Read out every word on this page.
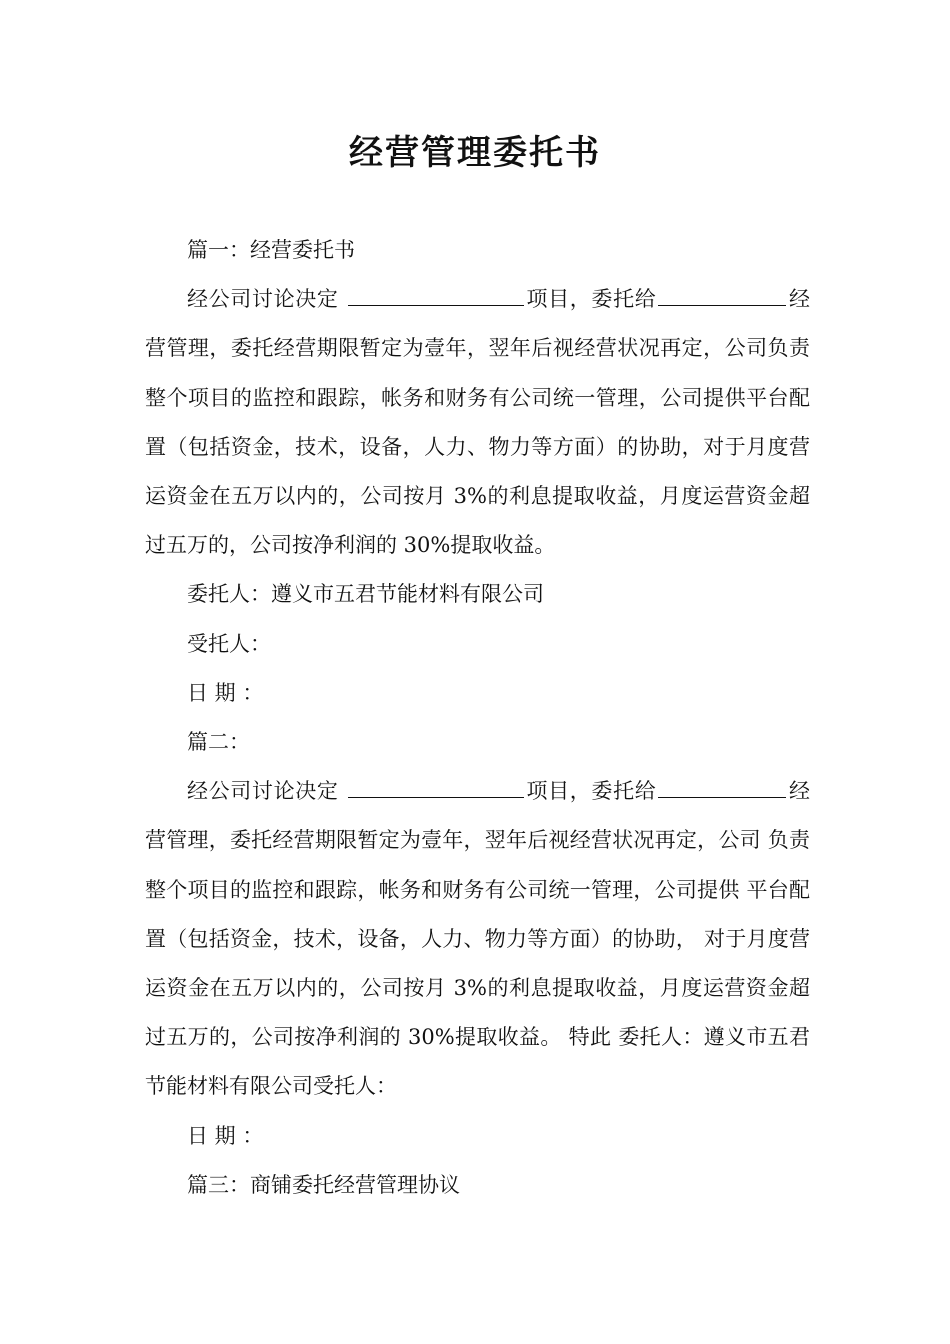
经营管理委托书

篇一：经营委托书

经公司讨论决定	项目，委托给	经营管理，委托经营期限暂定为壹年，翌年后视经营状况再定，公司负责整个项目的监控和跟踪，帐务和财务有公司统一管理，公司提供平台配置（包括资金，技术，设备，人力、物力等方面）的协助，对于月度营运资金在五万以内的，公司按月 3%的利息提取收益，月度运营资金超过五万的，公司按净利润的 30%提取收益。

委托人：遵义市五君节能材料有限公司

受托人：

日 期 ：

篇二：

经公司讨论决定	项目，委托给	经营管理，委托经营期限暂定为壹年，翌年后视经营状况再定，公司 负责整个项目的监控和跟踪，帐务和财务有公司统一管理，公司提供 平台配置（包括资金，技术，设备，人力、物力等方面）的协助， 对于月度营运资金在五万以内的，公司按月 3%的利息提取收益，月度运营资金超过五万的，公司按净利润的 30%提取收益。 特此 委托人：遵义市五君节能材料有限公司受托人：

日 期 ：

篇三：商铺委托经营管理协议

What you are asked to do:
Go through the listing above and quote it exactly, apart from its images.

Output below:
Read out every word on this page.
经营管理委托书

篇一：经营委托书

经公司讨论决定	项目，委托给	经营管理，委托经营期限暂定为壹年，翌年后视经营状况再定，公司负责整个项目的监控和跟踪，帐务和财务有公司统一管理，公司提供平台配置（包括资金，技术，设备，人力、物力等方面）的协助，对于月度营运资金在五万以内的，公司按月 3%的利息提取收益，月度运营资金超过五万的，公司按净利润的 30%提取收益。

委托人：遵义市五君节能材料有限公司

受托人：

日 期 ：

篇二：

经公司讨论决定	项目，委托给	经营管理，委托经营期限暂定为壹年，翌年后视经营状况再定，公司 负责整个项目的监控和跟踪，帐务和财务有公司统一管理，公司提供 平台配置（包括资金，技术，设备，人力、物力等方面）的协助， 对于月度营运资金在五万以内的，公司按月 3%的利息提取收益，月度运营资金超过五万的，公司按净利润的 30%提取收益。 特此 委托人：遵义市五君节能材料有限公司受托人：

日 期 ：

篇三：商铺委托经营管理协议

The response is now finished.